-- Exercise details --
Lines that include "item" make up the answer; copy all of them from the data below.

-- Given information --

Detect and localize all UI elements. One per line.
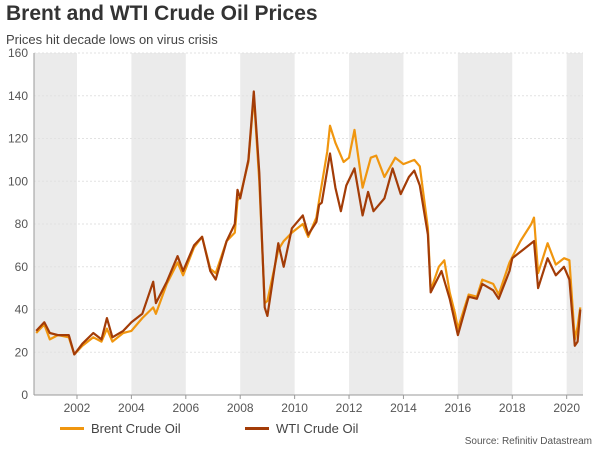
legend-item-wti: WTI Crude Oil <box>245 421 358 436</box>
y-tick-label: 60 <box>15 260 29 274</box>
x-tick-label: 2002 <box>64 401 91 415</box>
x-tick-label: 2006 <box>172 401 199 415</box>
x-tick-label: 2012 <box>336 401 363 415</box>
chart-subtitle: Prices hit decade lows on virus crisis <box>6 32 218 47</box>
x-tick-label: 2014 <box>390 401 417 415</box>
legend-swatch-wti <box>245 427 269 430</box>
legend-item-brent: Brent Crude Oil <box>60 421 181 436</box>
y-tick-label: 160 <box>8 46 28 60</box>
x-tick-label: 2016 <box>445 401 472 415</box>
chart-title: Brent and WTI Crude Oil Prices <box>6 2 318 25</box>
legend-label-wti: WTI Crude Oil <box>276 421 359 436</box>
y-tick-label: 100 <box>8 174 28 188</box>
y-tick-label: 140 <box>8 89 28 103</box>
x-tick-label: 2004 <box>118 401 145 415</box>
legend-label-brent: Brent Crude Oil <box>91 421 181 436</box>
x-tick-label: 2010 <box>281 401 308 415</box>
legend-swatch-brent <box>60 427 84 430</box>
source-note: Source: Refinitiv Datastream <box>464 436 592 447</box>
y-tick-label: 0 <box>21 388 28 402</box>
x-tick-label: 2018 <box>499 401 526 415</box>
y-tick-label: 120 <box>8 132 28 146</box>
wti-line <box>35 90 582 356</box>
y-tick-label: 40 <box>15 303 29 317</box>
x-tick-label: 2020 <box>553 401 580 415</box>
line-chart: 0 20 40 60 80 100 120 140 160 2002 2004 2006 2008 201… <box>8 46 583 415</box>
y-tick-label: 20 <box>15 345 29 359</box>
x-tick-label: 2008 <box>227 401 254 415</box>
brent-line <box>35 94 582 356</box>
y-tick-label: 80 <box>15 217 29 231</box>
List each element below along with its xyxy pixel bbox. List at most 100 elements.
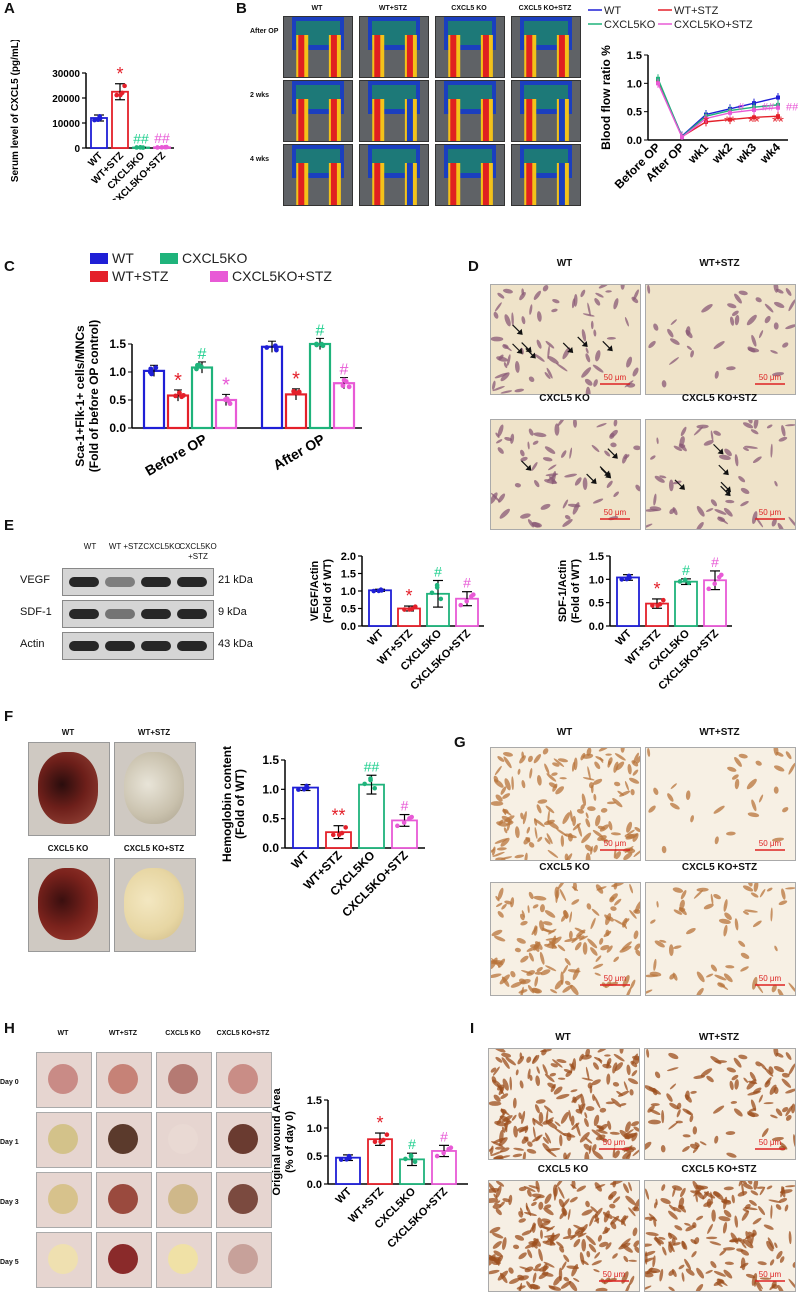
- stained-cell: [713, 341, 725, 350]
- stained-cell: [564, 473, 578, 478]
- stained-cell: [779, 1256, 785, 1263]
- stained-cell: [606, 945, 613, 953]
- stained-cell: [613, 1150, 620, 1159]
- stained-cell: [573, 420, 577, 428]
- lane-label: CXCL5KO +STZ: [179, 542, 217, 561]
- significance-mark: ##: [133, 130, 149, 146]
- stained-cell: [491, 973, 502, 978]
- stained-cell: [734, 314, 740, 326]
- data-point: [752, 115, 756, 120]
- laser-heatmap: [368, 145, 420, 205]
- stained-cell: [587, 1082, 593, 1089]
- stained-cell: [581, 793, 587, 806]
- stained-cell: [597, 1049, 608, 1053]
- stained-cell: [669, 338, 680, 345]
- stained-cell: [785, 424, 795, 427]
- stained-cell: [703, 903, 714, 910]
- right-limb: [482, 35, 489, 77]
- stained-cell: [768, 1066, 774, 1075]
- stained-cell: [609, 896, 615, 903]
- stained-cell: [729, 316, 735, 326]
- y-tick-label: 1.0: [627, 78, 642, 90]
- stained-cell: [498, 1137, 508, 1147]
- stained-cell: [669, 802, 680, 810]
- stained-cell: [493, 1094, 501, 1102]
- stained-cell: [492, 380, 496, 391]
- data-point: [314, 342, 320, 348]
- stained-cell: [741, 1210, 750, 1221]
- stained-cell: [526, 1148, 537, 1154]
- stained-cell: [755, 297, 762, 303]
- stained-cell: [647, 748, 651, 757]
- stained-cell: [624, 316, 629, 327]
- stained-cell: [578, 1103, 582, 1115]
- stained-cell: [552, 298, 560, 304]
- stained-cell: [570, 1089, 578, 1093]
- stained-cell: [612, 1147, 616, 1158]
- stained-cell: [722, 1247, 736, 1251]
- data-point: [273, 345, 279, 351]
- stained-cell: [624, 1283, 631, 1291]
- significance-mark: ##: [786, 102, 798, 114]
- stained-cell: [742, 447, 750, 452]
- stained-cell: [734, 778, 740, 790]
- data-point: [712, 581, 717, 587]
- stained-cell: [629, 909, 637, 919]
- stained-cell: [714, 836, 719, 845]
- stained-cell: [648, 805, 656, 813]
- data-point: [401, 820, 407, 825]
- stained-cell: [534, 1263, 542, 1269]
- stained-cell: [585, 386, 591, 394]
- stained-cell: [752, 456, 762, 464]
- y-tick-label: 0.0: [627, 135, 642, 147]
- bar: [260, 345, 284, 430]
- protein-band: [69, 641, 99, 651]
- stained-cell: [613, 491, 620, 498]
- significance-mark: *: [222, 374, 230, 396]
- data-point: [716, 574, 722, 580]
- x-tick-label: wk1: [684, 140, 711, 167]
- stained-cell: [544, 372, 551, 380]
- stained-cell: [758, 794, 764, 803]
- stained-cell: [767, 1237, 775, 1250]
- stained-cell: [508, 1277, 521, 1285]
- stained-cell: [659, 939, 667, 943]
- stained-cell: [626, 829, 635, 836]
- stained-cell: [572, 502, 580, 515]
- stained-cell: [626, 821, 633, 833]
- stained-cell: [717, 982, 729, 990]
- stained-cell: [597, 825, 606, 830]
- stained-cell: [690, 350, 694, 358]
- stained-cell: [563, 1152, 567, 1159]
- stained-cell: [528, 1185, 540, 1189]
- stained-cell: [788, 299, 795, 312]
- bar: [90, 117, 108, 149]
- significance-mark: #: [434, 564, 442, 580]
- y-tick-label: 0.5: [341, 604, 356, 616]
- stained-cell: [599, 757, 604, 763]
- stained-cell: [785, 887, 795, 890]
- stained-cell: [493, 1049, 506, 1053]
- micrograph-texture: 50 μm: [491, 883, 640, 995]
- stained-cell: [656, 437, 659, 445]
- legend-swatch: [160, 253, 178, 264]
- stained-cell: [654, 475, 665, 483]
- stained-cell: [533, 818, 538, 826]
- stained-cell: [559, 888, 567, 901]
- stained-cell: [494, 1200, 501, 1205]
- stained-cell: [661, 845, 667, 854]
- stained-cell: [542, 1143, 551, 1153]
- y-tick-label: 20000: [52, 94, 80, 105]
- stained-cell: [775, 1204, 782, 1210]
- stained-cell: [592, 778, 603, 785]
- stained-cell: [646, 1049, 650, 1058]
- stained-cell: [629, 1275, 635, 1286]
- stained-cell: [785, 751, 792, 760]
- stained-cell: [518, 989, 528, 994]
- stained-cell: [731, 310, 739, 316]
- stained-cell: [524, 852, 528, 860]
- stained-cell: [706, 1198, 712, 1208]
- micrograph: 50 μm: [645, 882, 796, 996]
- laser-heatmap: [292, 81, 344, 141]
- stained-cell: [501, 976, 510, 987]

-- Solution for this problem --
legend-item-wti: WTI Crude Oil <box>245 421 358 436</box>
legend-item-brent: Brent Crude Oil <box>60 421 181 436</box>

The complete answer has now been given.